§ Exercise task
Exactly reproduce the lines from the one holding "Read out every word on this page." through the final line of the listing below, with both ends included and nothing else.

=== Data shown ===

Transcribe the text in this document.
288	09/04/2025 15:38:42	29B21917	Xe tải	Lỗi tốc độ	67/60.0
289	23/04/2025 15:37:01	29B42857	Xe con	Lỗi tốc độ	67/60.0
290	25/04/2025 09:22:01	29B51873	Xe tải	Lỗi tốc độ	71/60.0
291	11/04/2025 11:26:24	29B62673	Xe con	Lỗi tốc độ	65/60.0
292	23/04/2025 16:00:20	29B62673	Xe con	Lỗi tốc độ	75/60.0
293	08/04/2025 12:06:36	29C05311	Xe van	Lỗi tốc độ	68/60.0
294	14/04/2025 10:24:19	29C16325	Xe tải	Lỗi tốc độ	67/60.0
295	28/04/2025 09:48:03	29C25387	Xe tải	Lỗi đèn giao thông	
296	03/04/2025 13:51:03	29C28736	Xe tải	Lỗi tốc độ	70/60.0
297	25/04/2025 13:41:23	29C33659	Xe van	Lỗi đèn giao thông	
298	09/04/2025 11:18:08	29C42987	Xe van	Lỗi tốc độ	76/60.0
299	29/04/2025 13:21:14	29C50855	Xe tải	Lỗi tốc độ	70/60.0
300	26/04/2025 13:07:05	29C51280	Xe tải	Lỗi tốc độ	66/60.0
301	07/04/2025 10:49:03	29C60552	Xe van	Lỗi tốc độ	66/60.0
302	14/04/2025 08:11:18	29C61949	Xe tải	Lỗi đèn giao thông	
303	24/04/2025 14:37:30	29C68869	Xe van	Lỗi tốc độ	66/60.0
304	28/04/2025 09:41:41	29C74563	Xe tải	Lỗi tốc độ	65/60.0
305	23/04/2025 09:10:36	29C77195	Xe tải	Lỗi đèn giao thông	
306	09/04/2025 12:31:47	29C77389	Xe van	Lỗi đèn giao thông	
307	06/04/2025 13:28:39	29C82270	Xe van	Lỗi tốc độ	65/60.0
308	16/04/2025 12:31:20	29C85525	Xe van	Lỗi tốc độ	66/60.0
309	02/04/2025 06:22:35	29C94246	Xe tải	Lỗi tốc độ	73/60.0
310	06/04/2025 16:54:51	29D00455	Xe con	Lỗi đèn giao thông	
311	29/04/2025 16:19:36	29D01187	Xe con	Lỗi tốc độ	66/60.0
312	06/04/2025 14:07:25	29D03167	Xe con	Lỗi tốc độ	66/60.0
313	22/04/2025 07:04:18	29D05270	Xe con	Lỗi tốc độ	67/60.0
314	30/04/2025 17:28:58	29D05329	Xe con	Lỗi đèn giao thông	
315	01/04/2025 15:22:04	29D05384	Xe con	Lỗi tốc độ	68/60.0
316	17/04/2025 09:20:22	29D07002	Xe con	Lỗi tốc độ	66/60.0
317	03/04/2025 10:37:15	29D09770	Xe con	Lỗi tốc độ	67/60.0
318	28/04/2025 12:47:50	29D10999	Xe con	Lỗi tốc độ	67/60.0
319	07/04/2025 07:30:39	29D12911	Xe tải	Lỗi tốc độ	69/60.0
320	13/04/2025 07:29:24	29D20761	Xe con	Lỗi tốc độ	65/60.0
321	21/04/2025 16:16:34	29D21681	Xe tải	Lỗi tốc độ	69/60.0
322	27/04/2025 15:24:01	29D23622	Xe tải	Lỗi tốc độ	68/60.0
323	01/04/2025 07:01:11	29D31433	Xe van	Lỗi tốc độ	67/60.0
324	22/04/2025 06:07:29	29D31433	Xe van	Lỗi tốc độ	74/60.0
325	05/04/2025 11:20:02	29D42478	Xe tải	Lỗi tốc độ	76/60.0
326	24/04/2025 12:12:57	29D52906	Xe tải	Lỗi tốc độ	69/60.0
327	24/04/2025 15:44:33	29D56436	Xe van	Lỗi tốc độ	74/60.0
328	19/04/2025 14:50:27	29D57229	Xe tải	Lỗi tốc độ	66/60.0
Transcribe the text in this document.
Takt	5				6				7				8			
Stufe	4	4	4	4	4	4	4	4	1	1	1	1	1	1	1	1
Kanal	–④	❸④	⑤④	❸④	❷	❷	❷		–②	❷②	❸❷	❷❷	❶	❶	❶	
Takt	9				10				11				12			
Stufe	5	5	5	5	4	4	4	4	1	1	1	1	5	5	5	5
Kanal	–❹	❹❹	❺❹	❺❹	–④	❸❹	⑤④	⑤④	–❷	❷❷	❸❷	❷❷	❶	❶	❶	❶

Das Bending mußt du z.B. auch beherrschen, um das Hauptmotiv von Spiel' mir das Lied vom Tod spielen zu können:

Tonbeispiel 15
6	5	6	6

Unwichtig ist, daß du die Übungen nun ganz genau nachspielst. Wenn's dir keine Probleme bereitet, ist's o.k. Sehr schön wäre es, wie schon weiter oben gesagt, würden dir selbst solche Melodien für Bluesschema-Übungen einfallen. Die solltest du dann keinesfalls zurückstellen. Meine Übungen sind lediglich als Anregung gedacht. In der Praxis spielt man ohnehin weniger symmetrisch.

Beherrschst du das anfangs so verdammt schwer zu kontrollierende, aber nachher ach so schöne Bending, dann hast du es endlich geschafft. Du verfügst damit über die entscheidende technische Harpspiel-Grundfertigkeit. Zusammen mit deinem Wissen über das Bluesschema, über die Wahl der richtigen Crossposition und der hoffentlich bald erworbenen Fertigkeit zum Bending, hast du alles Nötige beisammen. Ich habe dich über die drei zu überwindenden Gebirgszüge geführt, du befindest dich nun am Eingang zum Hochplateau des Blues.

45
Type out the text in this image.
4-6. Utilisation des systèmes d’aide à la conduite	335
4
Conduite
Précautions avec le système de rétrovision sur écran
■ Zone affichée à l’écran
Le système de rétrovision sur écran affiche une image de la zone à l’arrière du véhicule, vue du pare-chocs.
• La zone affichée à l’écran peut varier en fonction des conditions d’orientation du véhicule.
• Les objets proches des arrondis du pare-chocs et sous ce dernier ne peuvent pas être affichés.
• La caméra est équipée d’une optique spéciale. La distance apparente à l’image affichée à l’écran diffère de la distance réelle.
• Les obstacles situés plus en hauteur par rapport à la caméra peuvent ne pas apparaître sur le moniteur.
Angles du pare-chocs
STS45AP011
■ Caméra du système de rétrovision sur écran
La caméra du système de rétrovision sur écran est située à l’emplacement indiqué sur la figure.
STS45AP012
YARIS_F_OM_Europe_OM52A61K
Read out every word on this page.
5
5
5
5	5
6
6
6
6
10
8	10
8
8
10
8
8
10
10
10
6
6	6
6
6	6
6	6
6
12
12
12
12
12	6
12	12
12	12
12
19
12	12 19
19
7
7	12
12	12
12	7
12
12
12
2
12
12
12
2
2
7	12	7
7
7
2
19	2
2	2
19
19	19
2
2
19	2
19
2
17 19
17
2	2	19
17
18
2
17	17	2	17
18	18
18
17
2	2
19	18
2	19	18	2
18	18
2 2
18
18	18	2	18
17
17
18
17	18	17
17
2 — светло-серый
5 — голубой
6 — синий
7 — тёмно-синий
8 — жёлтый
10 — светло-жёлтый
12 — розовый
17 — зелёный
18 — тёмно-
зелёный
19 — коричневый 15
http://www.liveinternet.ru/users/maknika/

===

§ Correct result
Read out every word on this page.
5
5
5
5	5
6
6
6
6
10
8	10
8
8
10
8
8
10
10
10
6
6	6
6
6	6
6	6
6
12
12
12
12
12	6
12	12
12	12
12
19
12	12 19
19
7
7	12
12	12
12	7
12
12
12
2
12
12
12
2
2
7	12	7
7
7
2
19	2
2	2
19
19	19
2
2
19	2
19
2
17 19
17
2	2	19
17
18
2
17	17	2	17
18	18
18
17
2	2
19	18
2	19	18	2
18	18
2 2
18
18	18	2	18
17
17
18
17	18	17
17
2 — светло-серый
5 — голубой
6 — синий
7 — тёмно-синий
8 — жёлтый
10 — светло-жёлтый
12 — розовый
17 — зелёный
18 — тёмно-
зелёный
19 — коричневый 15
http://www.liveinternet.ru/users/maknika/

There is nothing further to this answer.